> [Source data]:
+===+

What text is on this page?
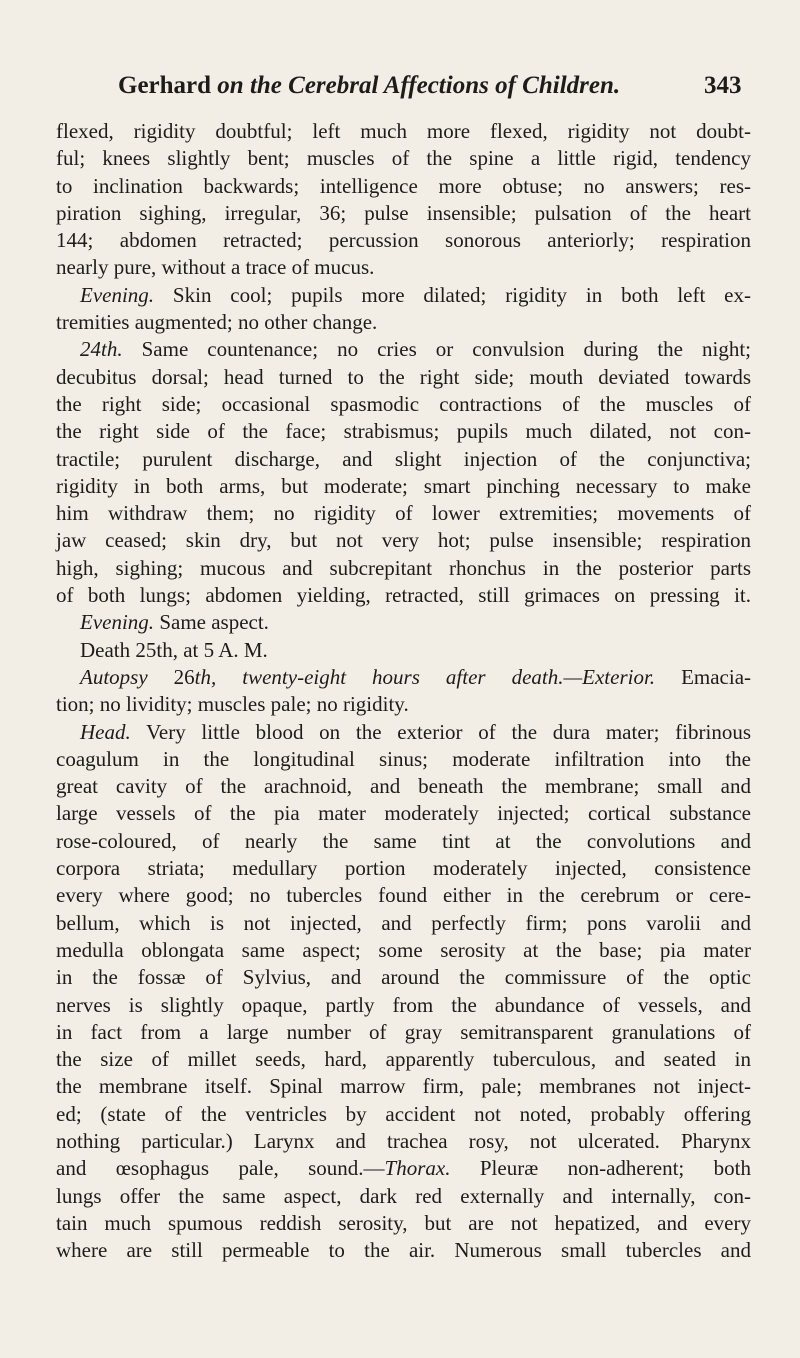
Gerhard on the Cerebral Affections of Children.	343
flexed, rigidity doubtful; left much more flexed, rigidity not doubt-
ful; knees slightly bent; muscles of the spine a little rigid, tendency
to inclination backwards; intelligence more obtuse; no answers; res-
piration sighing, irregular, 36; pulse insensible; pulsation of the heart
144; abdomen retracted; percussion sonorous anteriorly; respiration
nearly pure, without a trace of mucus.
Evening. Skin cool; pupils more dilated; rigidity in both left ex-
tremities augmented; no other change.
24th. Same countenance; no cries or convulsion during the night;
decubitus dorsal; head turned to the right side; mouth deviated towards
the right side; occasional spasmodic contractions of the muscles of
the right side of the face; strabismus; pupils much dilated, not con-
tractile; purulent discharge, and slight injection of the conjunctiva;
rigidity in both arms, but moderate; smart pinching necessary to make
him withdraw them; no rigidity of lower extremities; movements of
jaw ceased; skin dry, but not very hot; pulse insensible; respiration
high, sighing; mucous and subcrepitant rhonchus in the posterior parts
of both lungs; abdomen yielding, retracted, still grimaces on pressing it.
Evening. Same aspect.
Death 25th, at 5 A. M.
Autopsy 26th, twenty-eight hours after death.—Exterior. Emacia-
tion; no lividity; muscles pale; no rigidity.
Head. Very little blood on the exterior of the dura mater; fibrinous
coagulum in the longitudinal sinus; moderate infiltration into the
great cavity of the arachnoid, and beneath the membrane; small and
large vessels of the pia mater moderately injected; cortical substance
rose-coloured, of nearly the same tint at the convolutions and
corpora striata; medullary portion moderately injected, consistence
every where good; no tubercles found either in the cerebrum or cere-
bellum, which is not injected, and perfectly firm; pons varolii and
medulla oblongata same aspect; some serosity at the base; pia mater
in the fossæ of Sylvius, and around the commissure of the optic
nerves is slightly opaque, partly from the abundance of vessels, and
in fact from a large number of gray semitransparent granulations of
the size of millet seeds, hard, apparently tuberculous, and seated in
the membrane itself. Spinal marrow firm, pale; membranes not inject-
ed; (state of the ventricles by accident not noted, probably offering
nothing particular.) Larynx and trachea rosy, not ulcerated. Pharynx
and œsophagus pale, sound.—Thorax. Pleuræ non-adherent; both
lungs offer the same aspect, dark red externally and internally, con-
tain much spumous reddish serosity, but are not hepatized, and every
where are still permeable to the air. Numerous small tubercles and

+===+

> [GOAL OF THE EXERCISE]: Each line of the data is to be duplicated exactly; pictures stay out of the copy.

> [THE RESPONSE]:
What text is on this page?
Gerhard on the Cerebral Affections of Children.	343
flexed, rigidity doubtful; left much more flexed, rigidity not doubt-
ful; knees slightly bent; muscles of the spine a little rigid, tendency
to inclination backwards; intelligence more obtuse; no answers; res-
piration sighing, irregular, 36; pulse insensible; pulsation of the heart
144; abdomen retracted; percussion sonorous anteriorly; respiration
nearly pure, without a trace of mucus.
Evening. Skin cool; pupils more dilated; rigidity in both left ex-
tremities augmented; no other change.
24th. Same countenance; no cries or convulsion during the night;
decubitus dorsal; head turned to the right side; mouth deviated towards
the right side; occasional spasmodic contractions of the muscles of
the right side of the face; strabismus; pupils much dilated, not con-
tractile; purulent discharge, and slight injection of the conjunctiva;
rigidity in both arms, but moderate; smart pinching necessary to make
him withdraw them; no rigidity of lower extremities; movements of
jaw ceased; skin dry, but not very hot; pulse insensible; respiration
high, sighing; mucous and subcrepitant rhonchus in the posterior parts
of both lungs; abdomen yielding, retracted, still grimaces on pressing it.
Evening. Same aspect.
Death 25th, at 5 A. M.
Autopsy 26th, twenty-eight hours after death.—Exterior. Emacia-
tion; no lividity; muscles pale; no rigidity.
Head. Very little blood on the exterior of the dura mater; fibrinous
coagulum in the longitudinal sinus; moderate infiltration into the
great cavity of the arachnoid, and beneath the membrane; small and
large vessels of the pia mater moderately injected; cortical substance
rose-coloured, of nearly the same tint at the convolutions and
corpora striata; medullary portion moderately injected, consistence
every where good; no tubercles found either in the cerebrum or cere-
bellum, which is not injected, and perfectly firm; pons varolii and
medulla oblongata same aspect; some serosity at the base; pia mater
in the fossæ of Sylvius, and around the commissure of the optic
nerves is slightly opaque, partly from the abundance of vessels, and
in fact from a large number of gray semitransparent granulations of
the size of millet seeds, hard, apparently tuberculous, and seated in
the membrane itself. Spinal marrow firm, pale; membranes not inject-
ed; (state of the ventricles by accident not noted, probably offering
nothing particular.) Larynx and trachea rosy, not ulcerated. Pharynx
and œsophagus pale, sound.—Thorax. Pleuræ non-adherent; both
lungs offer the same aspect, dark red externally and internally, con-
tain much spumous reddish serosity, but are not hepatized, and every
where are still permeable to the air. Numerous small tubercles and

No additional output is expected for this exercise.